EXERCISE INSTRUCTIONS
Reproduce all the entries precisely.

PROVIDED RECORDS
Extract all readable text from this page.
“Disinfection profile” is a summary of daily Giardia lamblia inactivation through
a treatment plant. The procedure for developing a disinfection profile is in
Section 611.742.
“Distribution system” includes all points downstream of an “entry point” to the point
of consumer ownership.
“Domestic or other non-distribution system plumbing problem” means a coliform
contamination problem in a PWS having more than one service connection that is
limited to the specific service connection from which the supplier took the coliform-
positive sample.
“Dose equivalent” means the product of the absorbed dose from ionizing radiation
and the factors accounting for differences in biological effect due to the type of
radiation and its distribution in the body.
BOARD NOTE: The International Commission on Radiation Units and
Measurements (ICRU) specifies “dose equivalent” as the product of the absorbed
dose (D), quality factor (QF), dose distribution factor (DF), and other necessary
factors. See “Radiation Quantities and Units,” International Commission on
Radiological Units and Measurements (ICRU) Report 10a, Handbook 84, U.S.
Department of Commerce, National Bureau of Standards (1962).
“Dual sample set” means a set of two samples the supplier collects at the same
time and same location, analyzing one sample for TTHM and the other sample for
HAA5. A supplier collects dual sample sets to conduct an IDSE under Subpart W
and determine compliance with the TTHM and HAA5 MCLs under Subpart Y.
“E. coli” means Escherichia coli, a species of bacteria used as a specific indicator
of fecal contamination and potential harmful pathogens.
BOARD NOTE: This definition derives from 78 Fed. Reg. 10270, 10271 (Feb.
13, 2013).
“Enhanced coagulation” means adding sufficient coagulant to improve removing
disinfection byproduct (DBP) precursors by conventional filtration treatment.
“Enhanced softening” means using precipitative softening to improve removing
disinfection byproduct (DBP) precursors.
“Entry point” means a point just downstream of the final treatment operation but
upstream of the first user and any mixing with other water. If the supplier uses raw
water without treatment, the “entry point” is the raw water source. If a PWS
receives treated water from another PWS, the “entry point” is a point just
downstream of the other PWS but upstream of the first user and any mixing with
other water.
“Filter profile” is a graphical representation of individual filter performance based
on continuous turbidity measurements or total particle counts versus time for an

THE ANSWER
Extract all readable text from this page.
“Disinfection profile” is a summary of daily Giardia lamblia inactivation through
a treatment plant. The procedure for developing a disinfection profile is in
Section 611.742.
“Distribution system” includes all points downstream of an “entry point” to the point
of consumer ownership.
“Domestic or other non-distribution system plumbing problem” means a coliform
contamination problem in a PWS having more than one service connection that is
limited to the specific service connection from which the supplier took the coliform-
positive sample.
“Dose equivalent” means the product of the absorbed dose from ionizing radiation
and the factors accounting for differences in biological effect due to the type of
radiation and its distribution in the body.
BOARD NOTE: The International Commission on Radiation Units and
Measurements (ICRU) specifies “dose equivalent” as the product of the absorbed
dose (D), quality factor (QF), dose distribution factor (DF), and other necessary
factors. See “Radiation Quantities and Units,” International Commission on
Radiological Units and Measurements (ICRU) Report 10a, Handbook 84, U.S.
Department of Commerce, National Bureau of Standards (1962).
“Dual sample set” means a set of two samples the supplier collects at the same
time and same location, analyzing one sample for TTHM and the other sample for
HAA5. A supplier collects dual sample sets to conduct an IDSE under Subpart W
and determine compliance with the TTHM and HAA5 MCLs under Subpart Y.
“E. coli” means Escherichia coli, a species of bacteria used as a specific indicator
of fecal contamination and potential harmful pathogens.
BOARD NOTE: This definition derives from 78 Fed. Reg. 10270, 10271 (Feb.
13, 2013).
“Enhanced coagulation” means adding sufficient coagulant to improve removing
disinfection byproduct (DBP) precursors by conventional filtration treatment.
“Enhanced softening” means using precipitative softening to improve removing
disinfection byproduct (DBP) precursors.
“Entry point” means a point just downstream of the final treatment operation but
upstream of the first user and any mixing with other water. If the supplier uses raw
water without treatment, the “entry point” is the raw water source. If a PWS
receives treated water from another PWS, the “entry point” is a point just
downstream of the other PWS but upstream of the first user and any mixing with
other water.
“Filter profile” is a graphical representation of individual filter performance based
on continuous turbidity measurements or total particle counts versus time for an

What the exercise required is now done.